++++ Dataset entries

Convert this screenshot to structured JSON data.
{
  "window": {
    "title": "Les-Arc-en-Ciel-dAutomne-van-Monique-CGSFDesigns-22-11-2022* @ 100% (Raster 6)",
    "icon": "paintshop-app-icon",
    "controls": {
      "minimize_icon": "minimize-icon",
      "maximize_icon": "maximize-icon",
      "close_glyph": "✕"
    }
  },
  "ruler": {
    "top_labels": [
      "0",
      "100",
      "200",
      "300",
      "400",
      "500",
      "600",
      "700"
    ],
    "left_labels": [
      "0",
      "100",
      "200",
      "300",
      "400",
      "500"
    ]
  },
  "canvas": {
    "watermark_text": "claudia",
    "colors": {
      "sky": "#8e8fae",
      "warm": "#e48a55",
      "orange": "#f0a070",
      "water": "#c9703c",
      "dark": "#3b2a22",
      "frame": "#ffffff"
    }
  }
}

++++++++
++++ Dataset entries

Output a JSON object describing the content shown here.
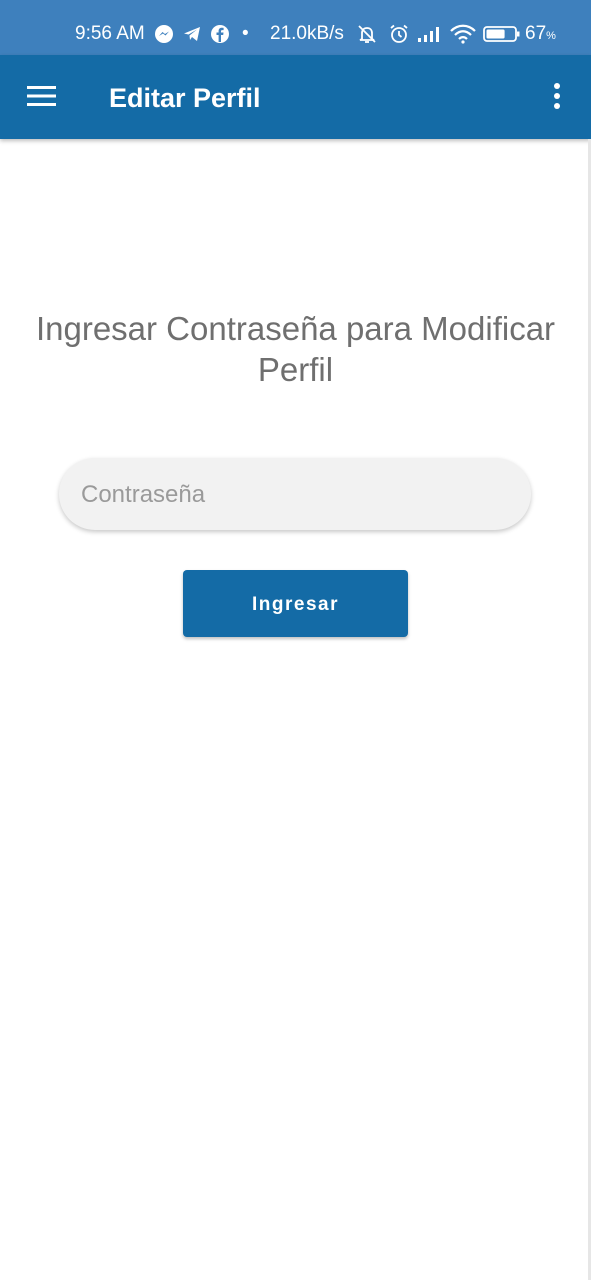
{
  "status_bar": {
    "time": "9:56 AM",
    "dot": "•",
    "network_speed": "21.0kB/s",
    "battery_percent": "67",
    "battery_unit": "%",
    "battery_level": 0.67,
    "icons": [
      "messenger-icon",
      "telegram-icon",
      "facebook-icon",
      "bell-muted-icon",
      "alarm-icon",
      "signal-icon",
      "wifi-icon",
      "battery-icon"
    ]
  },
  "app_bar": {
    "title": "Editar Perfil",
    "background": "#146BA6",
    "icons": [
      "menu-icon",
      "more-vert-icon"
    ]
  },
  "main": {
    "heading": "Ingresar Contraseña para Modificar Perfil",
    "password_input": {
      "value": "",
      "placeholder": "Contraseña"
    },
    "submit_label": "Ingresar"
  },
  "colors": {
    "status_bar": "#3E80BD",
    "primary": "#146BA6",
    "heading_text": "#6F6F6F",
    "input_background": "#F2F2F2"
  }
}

++++++++
++++ Dataset entries

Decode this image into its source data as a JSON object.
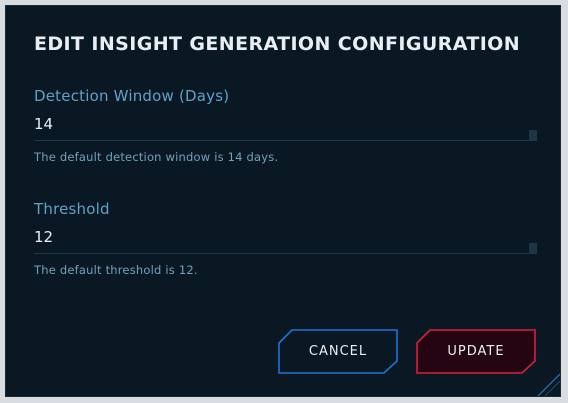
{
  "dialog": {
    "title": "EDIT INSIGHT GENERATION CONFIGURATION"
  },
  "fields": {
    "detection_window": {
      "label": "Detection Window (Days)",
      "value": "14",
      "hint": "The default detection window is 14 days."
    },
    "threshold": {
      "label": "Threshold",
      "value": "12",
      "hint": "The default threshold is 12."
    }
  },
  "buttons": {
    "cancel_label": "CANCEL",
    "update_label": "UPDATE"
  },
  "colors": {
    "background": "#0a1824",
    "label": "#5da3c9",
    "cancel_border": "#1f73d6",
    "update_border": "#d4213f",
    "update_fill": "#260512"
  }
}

++++++++

- Work required
Looking at the entries above, state how many lines contain "default"; give the number alone.

- Result for this task
2